Single out the lines of the material that contain "fost" and copy them.

● **INPUT**:
----------

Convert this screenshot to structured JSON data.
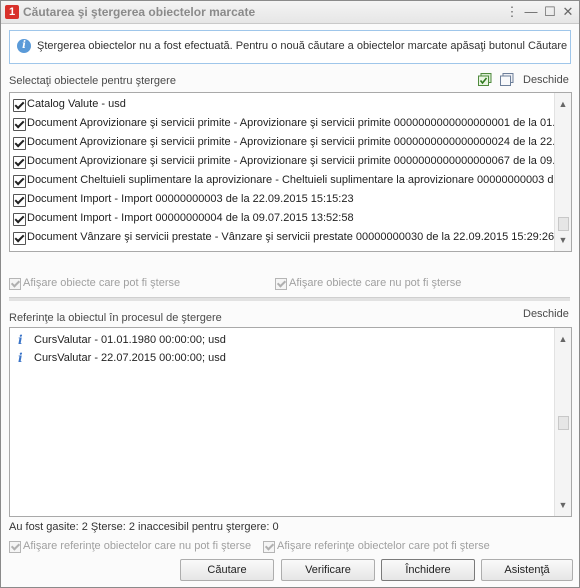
{
  "window": {
    "title": "Căutarea şi ştergerea obiectelor marcate",
    "buttons": [
      "⋮",
      "—",
      "☐",
      "✕"
    ]
  },
  "info": {
    "message": "Ştergerea obiectelor nu a fost efectuată. Pentru o nouă căutare a obiectelor marcate apăsaţi butonul Căutare"
  },
  "objects_section": {
    "label": "Selectaţi obiectele pentru ştergere",
    "open_link": "Deschide",
    "items": [
      {
        "checked": true,
        "text": "Catalog Valute - usd"
      },
      {
        "checked": true,
        "text": "Document Aprovizionare şi servicii primite - Aprovizionare şi servicii primite 0000000000000000001 de la 01...."
      },
      {
        "checked": true,
        "text": "Document Aprovizionare şi servicii primite - Aprovizionare şi servicii primite 0000000000000000024 de la 22...."
      },
      {
        "checked": true,
        "text": "Document Aprovizionare şi servicii primite - Aprovizionare şi servicii primite 0000000000000000067 de la 09...."
      },
      {
        "checked": true,
        "text": "Document Cheltuieli suplimentare la aprovizionare - Cheltuieli suplimentare la aprovizionare 00000000003 de l..."
      },
      {
        "checked": true,
        "text": "Document Import - Import 00000000003 de la 22.09.2015 15:15:23"
      },
      {
        "checked": true,
        "text": "Document Import - Import 00000000004 de la 09.07.2015 13:52:58"
      },
      {
        "checked": true,
        "text": "Document Vânzare şi servicii prestate - Vânzare şi servicii prestate 00000000030 de la 22.09.2015 15:29:26"
      }
    ],
    "show_deletable": "Afişare obiecte care pot fi şterse",
    "show_not_deletable": "Afişare obiecte care nu pot fi şterse"
  },
  "references_section": {
    "label": "Referinţe la obiectul în procesul de ştergere",
    "open_link": "Deschide",
    "items": [
      {
        "text": "CursValutar  - 01.01.1980 00:00:00; usd"
      },
      {
        "text": "CursValutar  - 22.07.2015 00:00:00; usd"
      }
    ]
  },
  "status": {
    "text": "Au fost gasite: 2  Şterse: 2  inaccesibil pentru ştergere: 0"
  },
  "options": {
    "show_refs_not_deletable": "Afişare referinţe obiectelor care nu pot fi şterse",
    "show_refs_deletable": "Afişare referinţe obiectelor care pot fi şterse"
  },
  "footer": {
    "search": "Căutare",
    "verify": "Verificare",
    "close": "Închidere",
    "help": "Asistenţă"
  }
}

----------

● **IN RESPONSE**:
    "message": "Ştergerea obiectelor nu a fost efectuată. Pentru o nouă căutare a obiectelor marcate apăsaţi butonul Căutare"
    "text": "Au fost gasite: 2  Şterse: 2  inaccesibil pentru ştergere: 0"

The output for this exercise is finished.